* [PROBLEM STATEMENT]: Across the entries below, count the lines in which the word "Company" occurs. Reply with the count alone.

* [DATA ENTRIES]:
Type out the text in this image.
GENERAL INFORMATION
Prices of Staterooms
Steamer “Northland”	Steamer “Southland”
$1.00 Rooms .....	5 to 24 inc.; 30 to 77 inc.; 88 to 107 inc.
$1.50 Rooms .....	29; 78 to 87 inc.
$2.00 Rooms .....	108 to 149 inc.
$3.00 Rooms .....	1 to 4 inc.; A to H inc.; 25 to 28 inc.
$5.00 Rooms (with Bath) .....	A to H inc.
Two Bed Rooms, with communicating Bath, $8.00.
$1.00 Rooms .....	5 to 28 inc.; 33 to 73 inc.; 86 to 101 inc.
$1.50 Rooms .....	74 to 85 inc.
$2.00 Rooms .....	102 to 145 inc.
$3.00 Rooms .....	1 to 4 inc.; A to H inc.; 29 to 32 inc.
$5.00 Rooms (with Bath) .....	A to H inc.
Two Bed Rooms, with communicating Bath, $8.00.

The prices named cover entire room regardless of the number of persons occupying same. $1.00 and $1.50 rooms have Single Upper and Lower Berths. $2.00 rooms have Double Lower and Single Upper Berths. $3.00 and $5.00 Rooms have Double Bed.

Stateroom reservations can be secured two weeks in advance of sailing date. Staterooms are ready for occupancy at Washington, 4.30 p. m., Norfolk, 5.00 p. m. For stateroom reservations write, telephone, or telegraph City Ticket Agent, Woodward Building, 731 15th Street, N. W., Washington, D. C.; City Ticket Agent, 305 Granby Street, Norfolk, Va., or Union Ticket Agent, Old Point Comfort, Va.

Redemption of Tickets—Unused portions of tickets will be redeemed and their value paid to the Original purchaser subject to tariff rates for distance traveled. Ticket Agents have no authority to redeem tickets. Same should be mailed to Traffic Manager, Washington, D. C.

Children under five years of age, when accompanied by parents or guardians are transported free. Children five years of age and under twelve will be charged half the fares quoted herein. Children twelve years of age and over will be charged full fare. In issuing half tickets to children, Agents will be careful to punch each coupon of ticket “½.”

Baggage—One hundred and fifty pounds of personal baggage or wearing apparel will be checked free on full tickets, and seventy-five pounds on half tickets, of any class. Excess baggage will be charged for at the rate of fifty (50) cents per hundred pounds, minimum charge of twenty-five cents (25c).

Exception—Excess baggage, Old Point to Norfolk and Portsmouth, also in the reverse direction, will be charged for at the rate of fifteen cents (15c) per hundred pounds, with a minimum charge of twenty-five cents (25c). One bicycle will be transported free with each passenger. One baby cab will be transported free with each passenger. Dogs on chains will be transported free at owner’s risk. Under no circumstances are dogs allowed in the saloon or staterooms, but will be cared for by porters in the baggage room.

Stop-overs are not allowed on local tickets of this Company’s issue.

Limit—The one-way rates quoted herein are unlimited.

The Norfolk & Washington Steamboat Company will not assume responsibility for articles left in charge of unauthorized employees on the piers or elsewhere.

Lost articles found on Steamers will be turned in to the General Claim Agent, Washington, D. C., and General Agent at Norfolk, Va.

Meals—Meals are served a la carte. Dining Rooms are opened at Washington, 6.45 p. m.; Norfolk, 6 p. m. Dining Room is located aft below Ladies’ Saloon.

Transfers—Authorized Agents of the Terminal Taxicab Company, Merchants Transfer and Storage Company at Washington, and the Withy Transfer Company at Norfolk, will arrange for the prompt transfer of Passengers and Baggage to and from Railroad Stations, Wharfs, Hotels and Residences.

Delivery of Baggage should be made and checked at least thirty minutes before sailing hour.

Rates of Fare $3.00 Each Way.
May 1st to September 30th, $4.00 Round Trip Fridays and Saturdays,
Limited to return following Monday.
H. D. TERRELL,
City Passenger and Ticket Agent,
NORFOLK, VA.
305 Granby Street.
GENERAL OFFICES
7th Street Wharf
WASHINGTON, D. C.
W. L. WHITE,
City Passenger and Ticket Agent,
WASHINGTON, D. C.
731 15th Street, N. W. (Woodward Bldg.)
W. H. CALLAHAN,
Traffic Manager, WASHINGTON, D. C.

* [ANSWER TO THE EXERCISE]: 3